==== THE DATA
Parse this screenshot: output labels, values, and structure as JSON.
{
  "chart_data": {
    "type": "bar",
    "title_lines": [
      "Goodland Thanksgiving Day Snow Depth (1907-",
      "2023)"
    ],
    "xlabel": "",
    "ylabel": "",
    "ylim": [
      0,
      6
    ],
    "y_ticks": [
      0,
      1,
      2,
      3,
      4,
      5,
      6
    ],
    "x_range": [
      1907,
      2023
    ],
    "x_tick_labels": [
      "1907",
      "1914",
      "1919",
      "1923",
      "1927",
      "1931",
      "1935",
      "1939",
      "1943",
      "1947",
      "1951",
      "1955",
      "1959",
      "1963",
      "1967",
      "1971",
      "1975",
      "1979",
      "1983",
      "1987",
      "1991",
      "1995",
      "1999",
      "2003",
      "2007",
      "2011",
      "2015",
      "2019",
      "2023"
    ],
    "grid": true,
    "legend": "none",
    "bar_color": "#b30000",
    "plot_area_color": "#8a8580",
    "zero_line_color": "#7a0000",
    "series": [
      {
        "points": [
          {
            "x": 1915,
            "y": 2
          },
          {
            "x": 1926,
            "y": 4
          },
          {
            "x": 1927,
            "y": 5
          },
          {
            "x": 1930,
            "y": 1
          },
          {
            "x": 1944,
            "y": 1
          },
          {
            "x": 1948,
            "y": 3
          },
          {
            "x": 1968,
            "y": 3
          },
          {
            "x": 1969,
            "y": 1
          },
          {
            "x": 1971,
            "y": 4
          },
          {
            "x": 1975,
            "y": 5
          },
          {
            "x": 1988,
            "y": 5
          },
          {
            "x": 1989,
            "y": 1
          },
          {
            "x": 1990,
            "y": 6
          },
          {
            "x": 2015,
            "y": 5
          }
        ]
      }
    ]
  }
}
========
● **TASK PROMPT**
Every entry must be retyped in full, exactly as given.

● **CORRECT RESULT**
Parse this screenshot: output labels, values, and structure as JSON.
{
  "chart_data": {
    "type": "bar",
    "title_lines": [
      "Goodland Thanksgiving Day Snow Depth (1907-",
      "2023)"
    ],
    "xlabel": "",
    "ylabel": "",
    "ylim": [
      0,
      6
    ],
    "y_ticks": [
      0,
      1,
      2,
      3,
      4,
      5,
      6
    ],
    "x_range": [
      1907,
      2023
    ],
    "x_tick_labels": [
      "1907",
      "1914",
      "1919",
      "1923",
      "1927",
      "1931",
      "1935",
      "1939",
      "1943",
      "1947",
      "1951",
      "1955",
      "1959",
      "1963",
      "1967",
      "1971",
      "1975",
      "1979",
      "1983",
      "1987",
      "1991",
      "1995",
      "1999",
      "2003",
      "2007",
      "2011",
      "2015",
      "2019",
      "2023"
    ],
    "grid": true,
    "legend": "none",
    "bar_color": "#b30000",
    "plot_area_color": "#8a8580",
    "zero_line_color": "#7a0000",
    "series": [
      {
        "points": [
          {
            "x": 1915,
            "y": 2
          },
          {
            "x": 1926,
            "y": 4
          },
          {
            "x": 1927,
            "y": 5
          },
          {
            "x": 1930,
            "y": 1
          },
          {
            "x": 1944,
            "y": 1
          },
          {
            "x": 1948,
            "y": 3
          },
          {
            "x": 1968,
            "y": 3
          },
          {
            "x": 1969,
            "y": 1
          },
          {
            "x": 1971,
            "y": 4
          },
          {
            "x": 1975,
            "y": 5
          },
          {
            "x": 1988,
            "y": 5
          },
          {
            "x": 1989,
            "y": 1
          },
          {
            "x": 1990,
            "y": 6
          },
          {
            "x": 2015,
            "y": 5
          }
        ]
      }
    ]
  }
}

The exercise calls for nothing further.